**PROBLEM 1**
Reproduce the PL/pgSQL email below word for word, from "Maybe it'll work" up to and including "if I'm successful.".
**PROBLEM 2**
According to the PL/pgSQL email below, what is the next thing the writer plans to try?
**PROBLEM 3**
Write the next part of the PL/pgSQL email below, picking up after its final sentence.

##### PAGE TEXT #####

Am Mittwoch, 16. Mai 2001 16:10 schrieb Jan Wieck:

Here it is. stmt_else is defined as type <stmts>, not <stmt>.
The PLpgSQL_stmt_if struct has a condition query and two
statement lists (type <stmts>). You're trying to put a single
statement into the else part instead of a list of statements.

Thank you for the hint! That was it.

Maybe it'll work if you surround it with another
PLpgSQL_stmts struct where your new PLpgSQL_stmt_if is the
only statement in it's list. Since I have some bigger work
outstanding for PL/pgSQL, send the resulting patch (if you
get it to work) directly to me.

The patch follows this message. May you tell me what kind of work it is,
cause I'm so curous :-). By the way, the next thing I try is a
EXCEPTION WHEN OTHER-clause, like in Oracle. Let's look if I'm successful.

##### GIVEN DATA #####

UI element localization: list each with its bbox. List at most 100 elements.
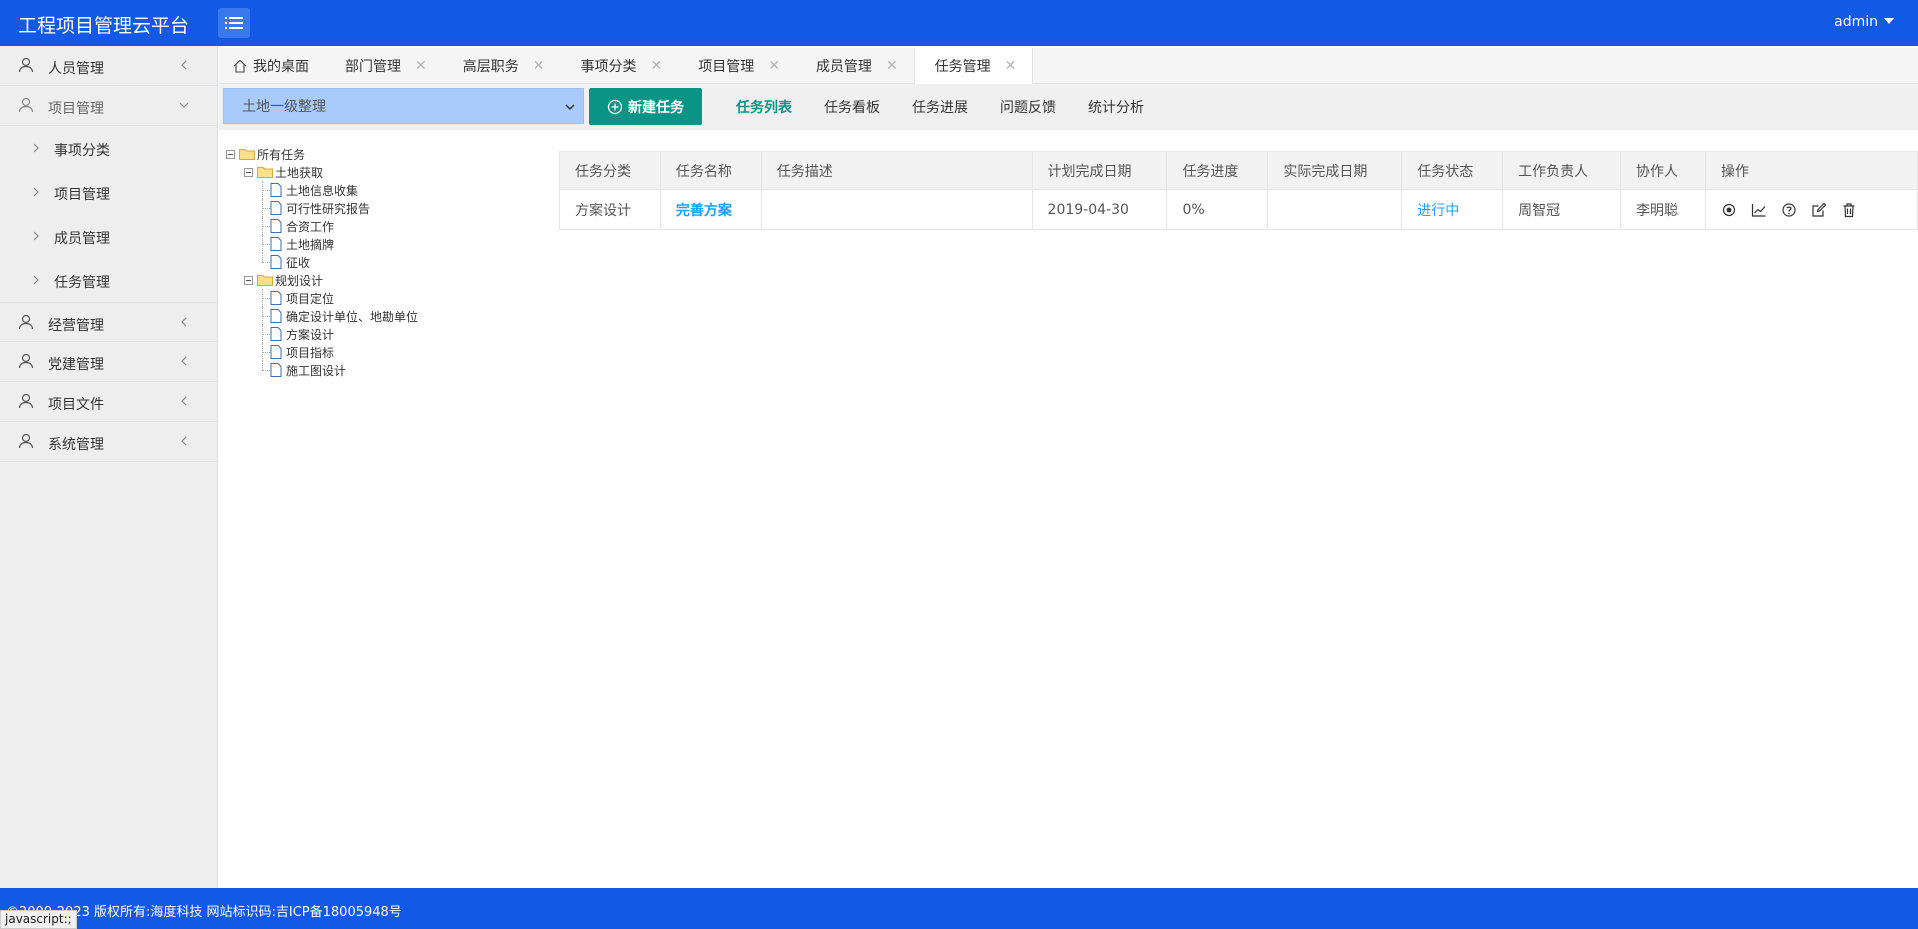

#####

**FINAL RESULT 1**
Maybe it'll work if you surround it with another
PLpgSQL_stmts struct where your new PLpgSQL_stmt_if is the
only statement in it's list. Since I have some bigger work
outstanding for PL/pgSQL, send the resulting patch (if you
get it to work) directly to me.

The patch follows this message. May you tell me what kind of work it is,
cause I'm so curous :-). By the way, the next thing I try is a
EXCEPTION WHEN OTHER-clause, like in Oracle. Let's look if I'm successful.

**FINAL RESULT 2**
An EXCEPTION WHEN OTHER clause, like in Oracle.

**FINAL RESULT 3**
Ciao, Klaus

----------------------------------------------------------------------------

diff -Naurb src/gram.y src.elsif/gram.y
--- src/gram.y	Wed May 16 18:00:53 2001
+++ src.elsif/gram.y	Wed May 16 17:39:19 2001
@@ -147,6 +147,7 @@
 %token	K_DIAGNOSTICS
 %token	K_DOTDOT
 %token	K_ELSE
+%token	K_ELSIF
 %token	K_END
 %token	K_EXCEPTION
 %token	K_EXECUTE
@@ -544,6 +545,7 @@
 								new->stmts[0] = (struct PLpgSQL_stmt *)$1;

$$ = new;
+
}
;

@@ -721,8 +723,53 @@
 							memset(new, 0, sizeof(PLpgSQL_stmts));
 							$$ = new;
 					}
+				| K_ELSIF lno expr_until_then proc_sect stmt_else
+					{
+					  /*
+					   * Translate the structure:	   into:
+					   *
+					   * IF c1 THEN					   IF c1 THEN		 
+					   *	 ...						   ...				 
+					   * ELSIF c2 THEN				   ELSE 
+					   *								   IF c2 THEN	
+					   *	 ...							   ...				 
+					   * ELSE							   ELSE				 
+					   *	 ...							   ...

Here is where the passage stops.